[Input]:
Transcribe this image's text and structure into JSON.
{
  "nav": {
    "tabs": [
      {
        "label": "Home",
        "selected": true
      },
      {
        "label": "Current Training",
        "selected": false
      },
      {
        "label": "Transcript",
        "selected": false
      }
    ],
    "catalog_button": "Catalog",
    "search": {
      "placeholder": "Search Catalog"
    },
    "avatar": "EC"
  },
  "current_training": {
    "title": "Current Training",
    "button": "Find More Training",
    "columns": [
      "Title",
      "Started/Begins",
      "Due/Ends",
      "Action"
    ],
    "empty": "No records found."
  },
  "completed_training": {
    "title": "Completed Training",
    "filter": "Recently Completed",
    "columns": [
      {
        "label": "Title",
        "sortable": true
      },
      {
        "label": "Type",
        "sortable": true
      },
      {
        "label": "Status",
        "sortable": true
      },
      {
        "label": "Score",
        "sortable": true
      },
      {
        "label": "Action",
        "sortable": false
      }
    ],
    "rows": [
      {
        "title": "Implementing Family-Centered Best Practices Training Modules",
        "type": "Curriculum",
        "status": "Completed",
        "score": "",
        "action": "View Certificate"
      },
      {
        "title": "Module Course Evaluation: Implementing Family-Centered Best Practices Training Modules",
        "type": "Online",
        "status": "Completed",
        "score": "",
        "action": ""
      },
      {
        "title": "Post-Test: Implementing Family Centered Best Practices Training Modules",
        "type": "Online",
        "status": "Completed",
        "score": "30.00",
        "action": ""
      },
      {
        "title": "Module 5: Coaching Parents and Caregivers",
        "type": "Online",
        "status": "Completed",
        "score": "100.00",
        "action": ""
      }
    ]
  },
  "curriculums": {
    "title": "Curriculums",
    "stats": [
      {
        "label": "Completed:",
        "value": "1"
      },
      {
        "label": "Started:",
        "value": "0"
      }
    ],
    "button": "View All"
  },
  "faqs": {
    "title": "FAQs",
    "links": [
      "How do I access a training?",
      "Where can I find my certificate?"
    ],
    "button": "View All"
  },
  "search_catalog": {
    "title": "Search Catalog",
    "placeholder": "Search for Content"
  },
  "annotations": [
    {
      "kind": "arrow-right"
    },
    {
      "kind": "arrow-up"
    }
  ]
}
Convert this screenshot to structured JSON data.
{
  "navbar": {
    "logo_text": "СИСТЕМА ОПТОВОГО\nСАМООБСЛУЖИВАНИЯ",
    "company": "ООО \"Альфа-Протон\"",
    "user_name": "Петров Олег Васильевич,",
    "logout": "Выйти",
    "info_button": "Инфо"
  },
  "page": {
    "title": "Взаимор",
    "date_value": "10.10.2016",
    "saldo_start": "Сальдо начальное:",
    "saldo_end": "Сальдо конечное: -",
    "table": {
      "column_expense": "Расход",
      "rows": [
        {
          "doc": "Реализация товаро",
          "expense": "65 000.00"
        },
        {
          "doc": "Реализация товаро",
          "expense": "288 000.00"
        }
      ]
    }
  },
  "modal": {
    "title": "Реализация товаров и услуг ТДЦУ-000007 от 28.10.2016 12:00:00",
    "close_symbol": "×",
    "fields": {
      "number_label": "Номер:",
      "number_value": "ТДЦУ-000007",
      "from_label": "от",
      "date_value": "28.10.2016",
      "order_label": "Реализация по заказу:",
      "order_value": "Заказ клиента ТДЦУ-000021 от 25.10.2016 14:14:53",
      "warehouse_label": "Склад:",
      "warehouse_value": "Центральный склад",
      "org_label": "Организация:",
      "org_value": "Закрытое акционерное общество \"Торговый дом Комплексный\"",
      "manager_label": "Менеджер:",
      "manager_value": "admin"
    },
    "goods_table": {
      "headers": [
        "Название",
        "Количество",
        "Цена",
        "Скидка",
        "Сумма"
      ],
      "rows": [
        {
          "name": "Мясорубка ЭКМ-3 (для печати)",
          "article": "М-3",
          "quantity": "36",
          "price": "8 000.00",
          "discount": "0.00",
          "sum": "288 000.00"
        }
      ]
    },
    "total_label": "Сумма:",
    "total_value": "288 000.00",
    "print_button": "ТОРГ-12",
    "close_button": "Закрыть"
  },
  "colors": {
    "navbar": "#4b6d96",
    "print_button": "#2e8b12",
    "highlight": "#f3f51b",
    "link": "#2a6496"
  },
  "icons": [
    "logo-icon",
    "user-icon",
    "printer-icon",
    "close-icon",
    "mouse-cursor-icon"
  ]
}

[Objective]: Pull out every line holding "this" from the records above, and copy it.

[Output below]:
Transcribe this image's text and structure into JSON.
Convert this screenshot to structured JSON data.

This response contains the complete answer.